Written exercise: List each line in which the string "name" appears.

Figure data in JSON
◆ ◆ ◆ ◆ ◆
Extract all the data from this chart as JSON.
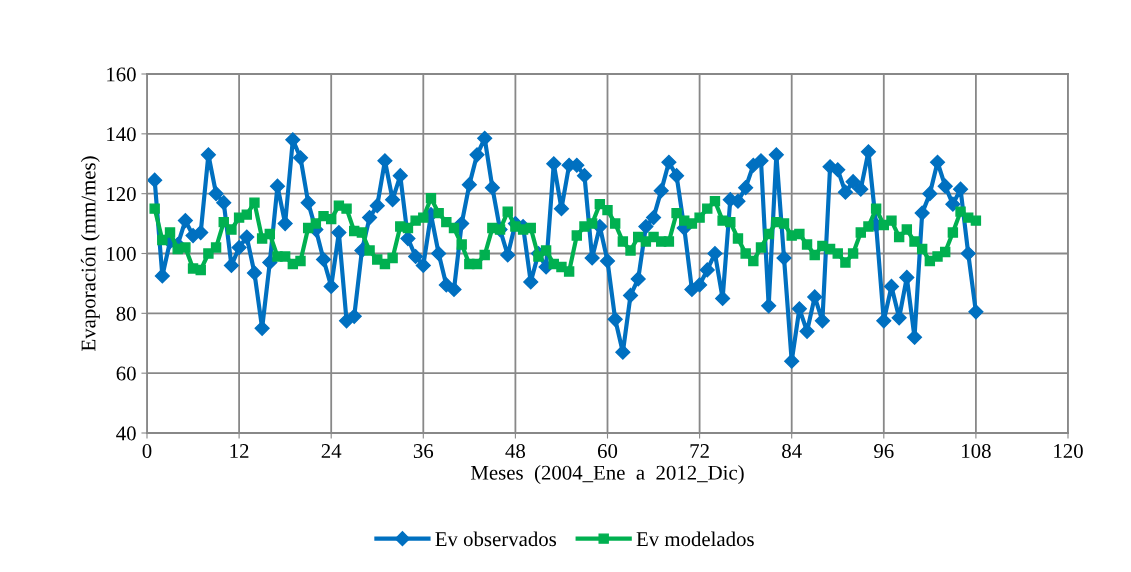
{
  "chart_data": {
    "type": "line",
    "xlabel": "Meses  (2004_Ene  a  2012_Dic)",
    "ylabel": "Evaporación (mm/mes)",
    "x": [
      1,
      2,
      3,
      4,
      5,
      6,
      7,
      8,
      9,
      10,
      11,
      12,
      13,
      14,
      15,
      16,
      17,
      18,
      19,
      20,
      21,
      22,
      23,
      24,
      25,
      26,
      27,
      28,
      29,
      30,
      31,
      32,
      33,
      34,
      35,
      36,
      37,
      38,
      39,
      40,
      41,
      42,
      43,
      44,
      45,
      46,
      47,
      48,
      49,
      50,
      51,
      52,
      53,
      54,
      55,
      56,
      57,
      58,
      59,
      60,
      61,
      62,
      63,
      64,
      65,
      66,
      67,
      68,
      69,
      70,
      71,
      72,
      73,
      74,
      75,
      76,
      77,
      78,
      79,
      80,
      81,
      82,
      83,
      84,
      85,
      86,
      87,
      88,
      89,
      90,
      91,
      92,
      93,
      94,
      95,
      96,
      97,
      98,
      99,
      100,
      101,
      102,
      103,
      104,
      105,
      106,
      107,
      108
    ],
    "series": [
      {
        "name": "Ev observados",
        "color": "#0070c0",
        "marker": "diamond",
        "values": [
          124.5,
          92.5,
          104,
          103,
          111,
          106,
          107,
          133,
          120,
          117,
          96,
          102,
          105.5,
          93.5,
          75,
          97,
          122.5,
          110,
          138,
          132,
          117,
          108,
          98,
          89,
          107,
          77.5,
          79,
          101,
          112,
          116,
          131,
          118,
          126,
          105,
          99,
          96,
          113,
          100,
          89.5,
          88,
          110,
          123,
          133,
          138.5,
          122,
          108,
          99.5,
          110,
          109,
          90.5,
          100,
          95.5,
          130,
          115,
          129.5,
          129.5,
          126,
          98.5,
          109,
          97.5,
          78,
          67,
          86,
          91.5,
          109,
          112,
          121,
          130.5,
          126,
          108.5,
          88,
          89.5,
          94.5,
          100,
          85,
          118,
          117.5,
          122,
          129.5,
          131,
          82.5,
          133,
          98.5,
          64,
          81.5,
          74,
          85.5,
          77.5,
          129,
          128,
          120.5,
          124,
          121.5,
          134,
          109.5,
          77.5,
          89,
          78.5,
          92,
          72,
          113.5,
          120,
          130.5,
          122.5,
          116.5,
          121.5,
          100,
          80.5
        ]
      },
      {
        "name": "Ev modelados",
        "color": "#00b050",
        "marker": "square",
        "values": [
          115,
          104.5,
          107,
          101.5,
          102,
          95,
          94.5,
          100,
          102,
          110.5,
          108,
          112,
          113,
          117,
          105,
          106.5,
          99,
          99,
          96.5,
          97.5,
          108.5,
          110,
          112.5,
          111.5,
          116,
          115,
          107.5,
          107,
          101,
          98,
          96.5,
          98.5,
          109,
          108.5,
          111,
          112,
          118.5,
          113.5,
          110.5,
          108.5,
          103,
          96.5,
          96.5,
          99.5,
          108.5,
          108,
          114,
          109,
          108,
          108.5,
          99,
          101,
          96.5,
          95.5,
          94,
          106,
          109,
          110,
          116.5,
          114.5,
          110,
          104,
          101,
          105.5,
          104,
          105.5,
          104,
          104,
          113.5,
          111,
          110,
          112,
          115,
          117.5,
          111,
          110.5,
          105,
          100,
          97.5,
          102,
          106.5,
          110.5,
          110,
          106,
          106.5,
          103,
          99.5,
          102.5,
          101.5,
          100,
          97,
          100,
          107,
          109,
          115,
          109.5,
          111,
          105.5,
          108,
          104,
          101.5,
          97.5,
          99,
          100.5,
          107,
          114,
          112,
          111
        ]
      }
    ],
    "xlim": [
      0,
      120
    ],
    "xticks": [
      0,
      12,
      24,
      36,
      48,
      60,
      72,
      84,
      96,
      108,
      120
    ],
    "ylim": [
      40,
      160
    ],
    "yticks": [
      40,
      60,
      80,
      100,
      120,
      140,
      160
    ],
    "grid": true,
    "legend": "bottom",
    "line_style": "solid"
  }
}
◆ ◆ ◆ ◆ ◆
Answer to this exercise:
        "name": "Ev observados",
        "name": "Ev modelados",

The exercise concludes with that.